- **The problem**: Locate the lines of the listing below that hold "закупок", then copy each of them.

+++ Material for this task

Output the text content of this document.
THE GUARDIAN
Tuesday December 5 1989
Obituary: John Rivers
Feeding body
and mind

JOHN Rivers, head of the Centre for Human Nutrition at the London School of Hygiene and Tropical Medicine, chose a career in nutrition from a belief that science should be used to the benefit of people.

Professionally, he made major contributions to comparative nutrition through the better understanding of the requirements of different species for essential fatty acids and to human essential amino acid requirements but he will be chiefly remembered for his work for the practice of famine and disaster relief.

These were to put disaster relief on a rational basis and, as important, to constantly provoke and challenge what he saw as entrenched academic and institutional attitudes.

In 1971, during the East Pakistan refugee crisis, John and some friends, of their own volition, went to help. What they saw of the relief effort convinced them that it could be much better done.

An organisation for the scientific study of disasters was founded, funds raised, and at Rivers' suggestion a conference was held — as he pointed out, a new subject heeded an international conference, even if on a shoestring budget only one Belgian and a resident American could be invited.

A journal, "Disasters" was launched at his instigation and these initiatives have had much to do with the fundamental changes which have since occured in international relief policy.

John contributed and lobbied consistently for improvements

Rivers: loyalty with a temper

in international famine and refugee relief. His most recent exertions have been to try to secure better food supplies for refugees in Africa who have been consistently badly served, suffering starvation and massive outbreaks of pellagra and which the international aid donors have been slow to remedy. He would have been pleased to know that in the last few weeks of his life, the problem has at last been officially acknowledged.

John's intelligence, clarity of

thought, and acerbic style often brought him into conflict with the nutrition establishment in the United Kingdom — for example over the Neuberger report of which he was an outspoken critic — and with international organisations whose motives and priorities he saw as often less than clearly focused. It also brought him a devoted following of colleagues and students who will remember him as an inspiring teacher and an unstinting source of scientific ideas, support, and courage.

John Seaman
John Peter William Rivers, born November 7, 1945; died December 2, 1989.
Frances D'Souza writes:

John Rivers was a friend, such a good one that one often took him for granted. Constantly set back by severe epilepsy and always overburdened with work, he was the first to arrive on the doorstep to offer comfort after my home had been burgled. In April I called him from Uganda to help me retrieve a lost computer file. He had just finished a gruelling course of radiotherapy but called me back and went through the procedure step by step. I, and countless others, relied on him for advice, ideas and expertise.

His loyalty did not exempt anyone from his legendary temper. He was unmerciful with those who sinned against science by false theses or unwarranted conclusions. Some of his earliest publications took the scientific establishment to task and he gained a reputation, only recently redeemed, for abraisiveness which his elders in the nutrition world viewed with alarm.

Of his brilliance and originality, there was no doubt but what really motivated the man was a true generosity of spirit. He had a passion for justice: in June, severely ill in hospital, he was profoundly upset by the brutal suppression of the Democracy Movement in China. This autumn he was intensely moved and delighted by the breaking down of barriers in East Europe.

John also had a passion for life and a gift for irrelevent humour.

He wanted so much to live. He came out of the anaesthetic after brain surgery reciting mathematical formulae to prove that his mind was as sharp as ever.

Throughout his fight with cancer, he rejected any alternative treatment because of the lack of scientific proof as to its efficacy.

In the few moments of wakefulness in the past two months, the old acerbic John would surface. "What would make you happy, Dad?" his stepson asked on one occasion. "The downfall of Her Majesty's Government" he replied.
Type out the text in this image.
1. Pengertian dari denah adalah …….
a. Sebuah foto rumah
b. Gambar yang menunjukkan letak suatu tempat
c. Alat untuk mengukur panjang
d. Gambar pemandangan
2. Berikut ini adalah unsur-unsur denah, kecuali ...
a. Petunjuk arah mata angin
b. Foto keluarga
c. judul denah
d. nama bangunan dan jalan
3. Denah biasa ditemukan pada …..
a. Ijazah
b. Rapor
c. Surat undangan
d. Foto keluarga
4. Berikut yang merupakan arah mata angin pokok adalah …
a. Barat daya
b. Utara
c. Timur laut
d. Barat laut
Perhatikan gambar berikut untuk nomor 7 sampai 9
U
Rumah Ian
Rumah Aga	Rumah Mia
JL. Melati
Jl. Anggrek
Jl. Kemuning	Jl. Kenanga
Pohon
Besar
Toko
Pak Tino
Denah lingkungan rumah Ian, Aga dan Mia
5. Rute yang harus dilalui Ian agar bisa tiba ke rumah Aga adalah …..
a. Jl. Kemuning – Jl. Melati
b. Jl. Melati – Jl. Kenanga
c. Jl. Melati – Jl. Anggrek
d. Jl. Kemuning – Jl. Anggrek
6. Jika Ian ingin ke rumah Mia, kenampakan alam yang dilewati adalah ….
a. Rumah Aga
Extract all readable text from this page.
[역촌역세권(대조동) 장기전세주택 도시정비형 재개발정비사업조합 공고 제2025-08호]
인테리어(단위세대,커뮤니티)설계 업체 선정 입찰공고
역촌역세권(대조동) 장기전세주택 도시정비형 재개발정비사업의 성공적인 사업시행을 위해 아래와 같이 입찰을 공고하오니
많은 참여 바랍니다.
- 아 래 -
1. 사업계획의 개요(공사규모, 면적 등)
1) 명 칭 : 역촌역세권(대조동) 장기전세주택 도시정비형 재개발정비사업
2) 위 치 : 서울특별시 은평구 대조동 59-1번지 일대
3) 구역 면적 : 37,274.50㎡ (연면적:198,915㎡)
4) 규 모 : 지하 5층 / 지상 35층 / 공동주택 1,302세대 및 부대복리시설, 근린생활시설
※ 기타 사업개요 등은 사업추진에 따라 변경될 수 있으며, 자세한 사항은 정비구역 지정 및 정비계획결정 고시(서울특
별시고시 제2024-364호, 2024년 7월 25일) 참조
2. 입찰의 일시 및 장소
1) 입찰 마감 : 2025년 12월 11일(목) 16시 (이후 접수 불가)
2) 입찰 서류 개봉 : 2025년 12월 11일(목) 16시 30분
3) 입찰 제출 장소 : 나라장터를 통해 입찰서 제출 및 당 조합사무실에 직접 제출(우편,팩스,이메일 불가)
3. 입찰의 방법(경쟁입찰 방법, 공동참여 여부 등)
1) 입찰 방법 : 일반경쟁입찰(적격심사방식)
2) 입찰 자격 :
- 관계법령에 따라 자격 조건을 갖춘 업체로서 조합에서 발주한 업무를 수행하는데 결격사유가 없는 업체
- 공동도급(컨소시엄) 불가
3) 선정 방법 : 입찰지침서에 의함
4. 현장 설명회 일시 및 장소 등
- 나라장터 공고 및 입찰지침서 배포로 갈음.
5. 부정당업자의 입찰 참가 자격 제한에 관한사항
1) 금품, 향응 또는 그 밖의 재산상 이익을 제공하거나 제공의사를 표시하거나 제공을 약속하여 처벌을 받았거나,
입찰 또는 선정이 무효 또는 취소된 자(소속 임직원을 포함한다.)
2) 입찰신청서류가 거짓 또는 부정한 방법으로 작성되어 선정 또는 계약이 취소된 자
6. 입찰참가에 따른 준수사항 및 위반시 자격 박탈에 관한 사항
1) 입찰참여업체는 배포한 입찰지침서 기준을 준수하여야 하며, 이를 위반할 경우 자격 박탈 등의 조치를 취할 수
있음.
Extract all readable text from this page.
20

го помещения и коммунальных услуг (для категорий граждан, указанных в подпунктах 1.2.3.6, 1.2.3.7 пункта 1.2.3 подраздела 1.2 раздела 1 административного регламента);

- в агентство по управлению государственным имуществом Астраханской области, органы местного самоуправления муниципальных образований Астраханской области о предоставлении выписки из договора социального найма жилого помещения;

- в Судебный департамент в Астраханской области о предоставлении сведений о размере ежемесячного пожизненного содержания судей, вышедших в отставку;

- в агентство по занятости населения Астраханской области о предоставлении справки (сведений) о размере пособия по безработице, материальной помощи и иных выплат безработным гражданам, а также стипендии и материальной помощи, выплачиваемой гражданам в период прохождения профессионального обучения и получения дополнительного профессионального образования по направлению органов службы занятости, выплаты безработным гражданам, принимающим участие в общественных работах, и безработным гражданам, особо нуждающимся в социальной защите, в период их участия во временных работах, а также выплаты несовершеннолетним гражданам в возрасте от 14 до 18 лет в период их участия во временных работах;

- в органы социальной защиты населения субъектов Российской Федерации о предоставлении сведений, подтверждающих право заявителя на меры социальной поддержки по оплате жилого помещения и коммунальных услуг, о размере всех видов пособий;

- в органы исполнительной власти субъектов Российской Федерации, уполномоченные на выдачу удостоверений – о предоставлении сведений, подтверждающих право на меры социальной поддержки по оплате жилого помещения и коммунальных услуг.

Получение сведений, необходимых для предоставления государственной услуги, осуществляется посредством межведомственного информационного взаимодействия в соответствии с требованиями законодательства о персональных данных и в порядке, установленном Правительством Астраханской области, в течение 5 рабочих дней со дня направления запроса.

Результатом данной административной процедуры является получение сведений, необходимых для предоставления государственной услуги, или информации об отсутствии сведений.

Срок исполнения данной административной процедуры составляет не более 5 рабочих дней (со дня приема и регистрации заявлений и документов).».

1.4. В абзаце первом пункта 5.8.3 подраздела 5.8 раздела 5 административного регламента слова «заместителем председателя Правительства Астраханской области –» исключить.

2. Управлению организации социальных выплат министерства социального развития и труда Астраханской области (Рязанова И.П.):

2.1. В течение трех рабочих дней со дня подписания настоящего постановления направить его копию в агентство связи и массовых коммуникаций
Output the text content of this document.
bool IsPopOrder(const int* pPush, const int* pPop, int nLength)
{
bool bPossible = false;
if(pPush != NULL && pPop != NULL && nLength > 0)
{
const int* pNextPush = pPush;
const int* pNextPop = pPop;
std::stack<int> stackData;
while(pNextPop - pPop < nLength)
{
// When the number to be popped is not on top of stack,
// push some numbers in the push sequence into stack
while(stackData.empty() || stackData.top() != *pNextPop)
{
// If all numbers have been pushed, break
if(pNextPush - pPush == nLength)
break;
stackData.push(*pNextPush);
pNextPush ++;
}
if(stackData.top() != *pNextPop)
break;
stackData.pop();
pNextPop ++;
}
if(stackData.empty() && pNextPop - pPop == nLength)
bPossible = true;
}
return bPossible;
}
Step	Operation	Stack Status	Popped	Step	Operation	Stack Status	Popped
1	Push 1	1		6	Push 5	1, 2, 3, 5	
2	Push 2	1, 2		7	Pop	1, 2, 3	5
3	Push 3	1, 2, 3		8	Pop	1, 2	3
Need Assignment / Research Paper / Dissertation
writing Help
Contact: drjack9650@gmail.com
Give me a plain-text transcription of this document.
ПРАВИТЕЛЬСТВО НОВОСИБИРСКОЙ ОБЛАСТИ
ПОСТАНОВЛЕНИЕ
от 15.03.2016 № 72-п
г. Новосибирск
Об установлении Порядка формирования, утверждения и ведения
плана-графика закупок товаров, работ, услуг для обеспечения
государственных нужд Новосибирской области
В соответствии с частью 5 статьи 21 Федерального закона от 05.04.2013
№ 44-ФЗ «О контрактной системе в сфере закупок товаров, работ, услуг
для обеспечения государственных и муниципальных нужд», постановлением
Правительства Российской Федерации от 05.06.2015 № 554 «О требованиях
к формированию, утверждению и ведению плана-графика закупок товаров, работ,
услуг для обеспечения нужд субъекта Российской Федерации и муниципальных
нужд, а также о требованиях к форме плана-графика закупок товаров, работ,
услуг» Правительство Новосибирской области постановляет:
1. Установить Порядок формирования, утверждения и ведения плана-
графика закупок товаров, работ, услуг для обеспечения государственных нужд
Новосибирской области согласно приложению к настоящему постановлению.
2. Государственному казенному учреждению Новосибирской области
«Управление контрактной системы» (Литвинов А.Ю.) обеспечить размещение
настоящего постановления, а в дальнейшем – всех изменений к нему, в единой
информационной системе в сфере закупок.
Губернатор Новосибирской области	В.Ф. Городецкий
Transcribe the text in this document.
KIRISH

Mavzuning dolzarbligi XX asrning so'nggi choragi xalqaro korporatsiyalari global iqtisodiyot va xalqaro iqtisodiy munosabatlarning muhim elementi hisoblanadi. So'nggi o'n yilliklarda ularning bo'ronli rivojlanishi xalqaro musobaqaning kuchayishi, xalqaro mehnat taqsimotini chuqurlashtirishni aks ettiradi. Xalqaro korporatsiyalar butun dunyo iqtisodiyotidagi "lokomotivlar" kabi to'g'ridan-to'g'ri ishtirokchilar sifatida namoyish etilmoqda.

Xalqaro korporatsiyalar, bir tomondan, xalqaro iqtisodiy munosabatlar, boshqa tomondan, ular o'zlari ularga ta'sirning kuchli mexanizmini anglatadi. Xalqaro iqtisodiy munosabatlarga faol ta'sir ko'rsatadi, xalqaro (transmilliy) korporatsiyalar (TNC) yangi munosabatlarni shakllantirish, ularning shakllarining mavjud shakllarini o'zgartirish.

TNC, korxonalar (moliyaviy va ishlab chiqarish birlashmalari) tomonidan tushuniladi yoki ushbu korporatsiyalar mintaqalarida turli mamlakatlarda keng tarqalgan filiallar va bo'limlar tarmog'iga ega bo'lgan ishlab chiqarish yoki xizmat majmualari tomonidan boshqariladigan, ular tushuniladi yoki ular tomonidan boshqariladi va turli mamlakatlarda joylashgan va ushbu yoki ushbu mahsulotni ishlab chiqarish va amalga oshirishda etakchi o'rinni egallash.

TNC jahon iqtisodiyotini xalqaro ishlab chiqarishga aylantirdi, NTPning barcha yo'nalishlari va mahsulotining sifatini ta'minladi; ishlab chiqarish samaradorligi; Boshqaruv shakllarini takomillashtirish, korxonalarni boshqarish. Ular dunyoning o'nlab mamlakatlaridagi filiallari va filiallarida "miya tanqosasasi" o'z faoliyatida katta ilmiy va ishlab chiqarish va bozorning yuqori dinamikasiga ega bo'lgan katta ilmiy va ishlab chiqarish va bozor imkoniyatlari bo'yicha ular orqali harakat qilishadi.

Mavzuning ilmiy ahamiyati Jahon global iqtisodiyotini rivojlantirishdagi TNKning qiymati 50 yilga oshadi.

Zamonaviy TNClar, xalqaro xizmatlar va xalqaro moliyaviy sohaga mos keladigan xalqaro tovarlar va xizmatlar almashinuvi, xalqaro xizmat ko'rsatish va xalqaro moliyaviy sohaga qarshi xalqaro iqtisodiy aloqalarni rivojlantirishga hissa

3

++++++

- **Answer to this problem**:
плана-графика закупок товаров, работ, услуг для обеспечения
№ 44-ФЗ «О контрактной системе в сфере закупок товаров, работ, услуг
к формированию, утверждению и ведению плана-графика закупок товаров, работ,
нужд, а также о требованиях к форме плана-графика закупок товаров, работ,
графика закупок товаров, работ, услуг для обеспечения государственных нужд
информационной системе в сфере закупок.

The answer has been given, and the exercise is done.